## [What you should do]
Transcribe the data in full and exactly, omitting any pictures.

## [Dataset listings of figures]

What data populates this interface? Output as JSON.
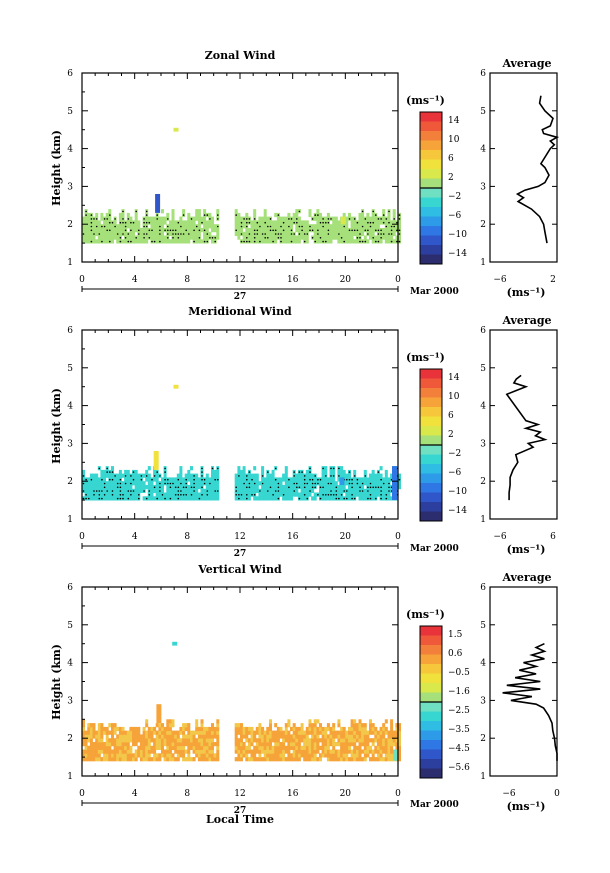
{
  "figure": {
    "xlabel": "Local Time",
    "date_label": "Mar 2000",
    "day_label": "27"
  },
  "chart_data": [
    {
      "type": "heatmap",
      "title": "Zonal Wind",
      "ylabel": "Height (km)",
      "xlabel": "Local Time",
      "x_ticks": [
        "0",
        "4",
        "8",
        "12",
        "16",
        "20",
        "0"
      ],
      "xlim": [
        0,
        24
      ],
      "ylim": [
        1,
        6
      ],
      "y_ticks": [
        1,
        2,
        3,
        4,
        5,
        6
      ],
      "colorbar": {
        "unit": "(ms⁻¹)",
        "ticks": [
          "14",
          "10",
          "6",
          "2",
          "−2",
          "−6",
          "−10",
          "−14"
        ],
        "range": [
          -16,
          16
        ]
      },
      "data_gap_hours": [
        10.3,
        11.5
      ],
      "fill_value_ms": 0,
      "cells_height_range_km": [
        1.5,
        2.4
      ],
      "features": [
        {
          "t": 5.7,
          "z_from": 2.3,
          "z_to": 2.8,
          "value": -11
        },
        {
          "t": 7.1,
          "z_from": 4.45,
          "z_to": 4.55,
          "value": 2
        },
        {
          "t": 19.8,
          "z_from": 2.0,
          "z_to": 2.2,
          "value": 3
        }
      ],
      "profile": {
        "title": "Average",
        "xlabel": "(ms⁻¹)",
        "x_ticks": [
          "−6",
          "2"
        ],
        "xlim": [
          -7,
          3
        ],
        "ylim": [
          1,
          6
        ],
        "height": [
          1.5,
          1.6,
          1.8,
          2.0,
          2.2,
          2.4,
          2.6,
          2.7,
          2.8,
          2.9,
          3.0,
          3.1,
          3.3,
          3.5,
          3.6,
          4.0,
          4.1,
          4.2,
          4.3,
          4.4,
          4.5,
          4.6,
          4.8,
          5.0,
          5.2,
          5.4
        ],
        "wind": [
          1.5,
          1.4,
          1.2,
          1.0,
          0.4,
          -0.8,
          -2.8,
          -2.0,
          -2.9,
          -1.8,
          0.2,
          1.2,
          1.8,
          1.2,
          0.6,
          2.0,
          2.6,
          2.0,
          3.0,
          1.0,
          0.8,
          2.0,
          2.4,
          1.2,
          0.4,
          0.6
        ]
      }
    },
    {
      "type": "heatmap",
      "title": "Meridional Wind",
      "ylabel": "Height (km)",
      "xlabel": "Local Time",
      "x_ticks": [
        "0",
        "4",
        "8",
        "12",
        "16",
        "20",
        "0"
      ],
      "xlim": [
        0,
        24
      ],
      "ylim": [
        1,
        6
      ],
      "y_ticks": [
        1,
        2,
        3,
        4,
        5,
        6
      ],
      "colorbar": {
        "unit": "(ms⁻¹)",
        "ticks": [
          "14",
          "10",
          "6",
          "2",
          "−2",
          "−6",
          "−10",
          "−14"
        ],
        "range": [
          -16,
          16
        ]
      },
      "data_gap_hours": [
        10.3,
        11.5
      ],
      "fill_value_ms": -3,
      "cells_height_range_km": [
        1.5,
        2.4
      ],
      "features": [
        {
          "t": 5.6,
          "z_from": 2.3,
          "z_to": 2.8,
          "value": 4
        },
        {
          "t": 7.1,
          "z_from": 4.45,
          "z_to": 4.55,
          "value": 4
        },
        {
          "t": 19.7,
          "z_from": 1.9,
          "z_to": 2.1,
          "value": -8
        },
        {
          "t": 23.7,
          "z_from": 1.5,
          "z_to": 2.4,
          "value": -10
        }
      ],
      "profile": {
        "title": "Average",
        "xlabel": "(ms⁻¹)",
        "x_ticks": [
          "−6",
          "6"
        ],
        "xlim": [
          -7,
          7
        ],
        "ylim": [
          1,
          6
        ],
        "height": [
          1.5,
          1.7,
          1.9,
          2.1,
          2.3,
          2.5,
          2.7,
          2.9,
          3.0,
          3.1,
          3.2,
          3.3,
          3.4,
          3.5,
          3.6,
          4.3,
          4.4,
          4.5,
          4.6,
          4.7,
          4.8
        ],
        "wind": [
          -3.0,
          -3.0,
          -2.8,
          -2.8,
          -2.2,
          -1.2,
          -1.6,
          2.0,
          1.0,
          4.5,
          2.5,
          3.5,
          0.5,
          3.0,
          0.5,
          -3.5,
          -1.5,
          0.5,
          -2.0,
          -1.5,
          -0.5
        ]
      }
    },
    {
      "type": "heatmap",
      "title": "Vertical Wind",
      "ylabel": "Height (km)",
      "xlabel": "Local Time",
      "x_ticks": [
        "0",
        "4",
        "8",
        "12",
        "16",
        "20",
        "0"
      ],
      "xlim": [
        0,
        24
      ],
      "ylim": [
        1,
        6
      ],
      "y_ticks": [
        1,
        2,
        3,
        4,
        5,
        6
      ],
      "colorbar": {
        "unit": "(ms⁻¹)",
        "ticks": [
          "1.5",
          "0.6",
          "−0.5",
          "−1.6",
          "−2.5",
          "−3.5",
          "−4.5",
          "−5.6"
        ],
        "range": [
          -6,
          2
        ]
      },
      "data_gap_hours": [
        10.3,
        11.5
      ],
      "fill_value_ms": 0.1,
      "cells_height_range_km": [
        1.4,
        2.5
      ],
      "features": [
        {
          "t": 5.8,
          "z_from": 2.4,
          "z_to": 2.9,
          "value": 0.1
        },
        {
          "t": 7.0,
          "z_from": 4.45,
          "z_to": 4.55,
          "value": -2.7
        },
        {
          "t": 23.8,
          "z_from": 1.4,
          "z_to": 1.7,
          "value": -2.3
        }
      ],
      "profile": {
        "title": "Average",
        "xlabel": "(ms⁻¹)",
        "x_ticks": [
          "−6",
          "0"
        ],
        "xlim": [
          -8,
          0
        ],
        "ylim": [
          1,
          6
        ],
        "height": [
          1.4,
          1.6,
          1.8,
          2.0,
          2.2,
          2.4,
          2.6,
          2.8,
          2.9,
          3.0,
          3.1,
          3.2,
          3.3,
          3.4,
          3.5,
          3.6,
          3.7,
          3.8,
          3.9,
          4.0,
          4.1,
          4.2,
          4.3,
          4.4,
          4.5
        ],
        "wind": [
          0.0,
          0.0,
          -0.2,
          -0.3,
          -0.5,
          -0.6,
          -1.0,
          -1.6,
          -2.5,
          -5.5,
          -3.0,
          -6.5,
          -2.0,
          -6.0,
          -2.0,
          -5.0,
          -2.5,
          -4.5,
          -2.5,
          -4.0,
          -1.5,
          -3.0,
          -1.5,
          -2.5,
          -1.5
        ]
      }
    }
  ]
}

## [Written solution]
What data populates this interface? Output as JSON.
{
  "figure": {
    "xlabel": "Local Time",
    "date_label": "Mar 2000",
    "day_label": "27"
  },
  "chart_data": [
    {
      "type": "heatmap",
      "title": "Zonal Wind",
      "ylabel": "Height (km)",
      "xlabel": "Local Time",
      "x_ticks": [
        "0",
        "4",
        "8",
        "12",
        "16",
        "20",
        "0"
      ],
      "xlim": [
        0,
        24
      ],
      "ylim": [
        1,
        6
      ],
      "y_ticks": [
        1,
        2,
        3,
        4,
        5,
        6
      ],
      "colorbar": {
        "unit": "(ms⁻¹)",
        "ticks": [
          "14",
          "10",
          "6",
          "2",
          "−2",
          "−6",
          "−10",
          "−14"
        ],
        "range": [
          -16,
          16
        ]
      },
      "data_gap_hours": [
        10.3,
        11.5
      ],
      "fill_value_ms": 0,
      "cells_height_range_km": [
        1.5,
        2.4
      ],
      "features": [
        {
          "t": 5.7,
          "z_from": 2.3,
          "z_to": 2.8,
          "value": -11
        },
        {
          "t": 7.1,
          "z_from": 4.45,
          "z_to": 4.55,
          "value": 2
        },
        {
          "t": 19.8,
          "z_from": 2.0,
          "z_to": 2.2,
          "value": 3
        }
      ],
      "profile": {
        "title": "Average",
        "xlabel": "(ms⁻¹)",
        "x_ticks": [
          "−6",
          "2"
        ],
        "xlim": [
          -7,
          3
        ],
        "ylim": [
          1,
          6
        ],
        "height": [
          1.5,
          1.6,
          1.8,
          2.0,
          2.2,
          2.4,
          2.6,
          2.7,
          2.8,
          2.9,
          3.0,
          3.1,
          3.3,
          3.5,
          3.6,
          4.0,
          4.1,
          4.2,
          4.3,
          4.4,
          4.5,
          4.6,
          4.8,
          5.0,
          5.2,
          5.4
        ],
        "wind": [
          1.5,
          1.4,
          1.2,
          1.0,
          0.4,
          -0.8,
          -2.8,
          -2.0,
          -2.9,
          -1.8,
          0.2,
          1.2,
          1.8,
          1.2,
          0.6,
          2.0,
          2.6,
          2.0,
          3.0,
          1.0,
          0.8,
          2.0,
          2.4,
          1.2,
          0.4,
          0.6
        ]
      }
    },
    {
      "type": "heatmap",
      "title": "Meridional Wind",
      "ylabel": "Height (km)",
      "xlabel": "Local Time",
      "x_ticks": [
        "0",
        "4",
        "8",
        "12",
        "16",
        "20",
        "0"
      ],
      "xlim": [
        0,
        24
      ],
      "ylim": [
        1,
        6
      ],
      "y_ticks": [
        1,
        2,
        3,
        4,
        5,
        6
      ],
      "colorbar": {
        "unit": "(ms⁻¹)",
        "ticks": [
          "14",
          "10",
          "6",
          "2",
          "−2",
          "−6",
          "−10",
          "−14"
        ],
        "range": [
          -16,
          16
        ]
      },
      "data_gap_hours": [
        10.3,
        11.5
      ],
      "fill_value_ms": -3,
      "cells_height_range_km": [
        1.5,
        2.4
      ],
      "features": [
        {
          "t": 5.6,
          "z_from": 2.3,
          "z_to": 2.8,
          "value": 4
        },
        {
          "t": 7.1,
          "z_from": 4.45,
          "z_to": 4.55,
          "value": 4
        },
        {
          "t": 19.7,
          "z_from": 1.9,
          "z_to": 2.1,
          "value": -8
        },
        {
          "t": 23.7,
          "z_from": 1.5,
          "z_to": 2.4,
          "value": -10
        }
      ],
      "profile": {
        "title": "Average",
        "xlabel": "(ms⁻¹)",
        "x_ticks": [
          "−6",
          "6"
        ],
        "xlim": [
          -7,
          7
        ],
        "ylim": [
          1,
          6
        ],
        "height": [
          1.5,
          1.7,
          1.9,
          2.1,
          2.3,
          2.5,
          2.7,
          2.9,
          3.0,
          3.1,
          3.2,
          3.3,
          3.4,
          3.5,
          3.6,
          4.3,
          4.4,
          4.5,
          4.6,
          4.7,
          4.8
        ],
        "wind": [
          -3.0,
          -3.0,
          -2.8,
          -2.8,
          -2.2,
          -1.2,
          -1.6,
          2.0,
          1.0,
          4.5,
          2.5,
          3.5,
          0.5,
          3.0,
          0.5,
          -3.5,
          -1.5,
          0.5,
          -2.0,
          -1.5,
          -0.5
        ]
      }
    },
    {
      "type": "heatmap",
      "title": "Vertical Wind",
      "ylabel": "Height (km)",
      "xlabel": "Local Time",
      "x_ticks": [
        "0",
        "4",
        "8",
        "12",
        "16",
        "20",
        "0"
      ],
      "xlim": [
        0,
        24
      ],
      "ylim": [
        1,
        6
      ],
      "y_ticks": [
        1,
        2,
        3,
        4,
        5,
        6
      ],
      "colorbar": {
        "unit": "(ms⁻¹)",
        "ticks": [
          "1.5",
          "0.6",
          "−0.5",
          "−1.6",
          "−2.5",
          "−3.5",
          "−4.5",
          "−5.6"
        ],
        "range": [
          -6,
          2
        ]
      },
      "data_gap_hours": [
        10.3,
        11.5
      ],
      "fill_value_ms": 0.1,
      "cells_height_range_km": [
        1.4,
        2.5
      ],
      "features": [
        {
          "t": 5.8,
          "z_from": 2.4,
          "z_to": 2.9,
          "value": 0.1
        },
        {
          "t": 7.0,
          "z_from": 4.45,
          "z_to": 4.55,
          "value": -2.7
        },
        {
          "t": 23.8,
          "z_from": 1.4,
          "z_to": 1.7,
          "value": -2.3
        }
      ],
      "profile": {
        "title": "Average",
        "xlabel": "(ms⁻¹)",
        "x_ticks": [
          "−6",
          "0"
        ],
        "xlim": [
          -8,
          0
        ],
        "ylim": [
          1,
          6
        ],
        "height": [
          1.4,
          1.6,
          1.8,
          2.0,
          2.2,
          2.4,
          2.6,
          2.8,
          2.9,
          3.0,
          3.1,
          3.2,
          3.3,
          3.4,
          3.5,
          3.6,
          3.7,
          3.8,
          3.9,
          4.0,
          4.1,
          4.2,
          4.3,
          4.4,
          4.5
        ],
        "wind": [
          0.0,
          0.0,
          -0.2,
          -0.3,
          -0.5,
          -0.6,
          -1.0,
          -1.6,
          -2.5,
          -5.5,
          -3.0,
          -6.5,
          -2.0,
          -6.0,
          -2.0,
          -5.0,
          -2.5,
          -4.5,
          -2.5,
          -4.0,
          -1.5,
          -3.0,
          -1.5,
          -2.5,
          -1.5
        ]
      }
    }
  ]
}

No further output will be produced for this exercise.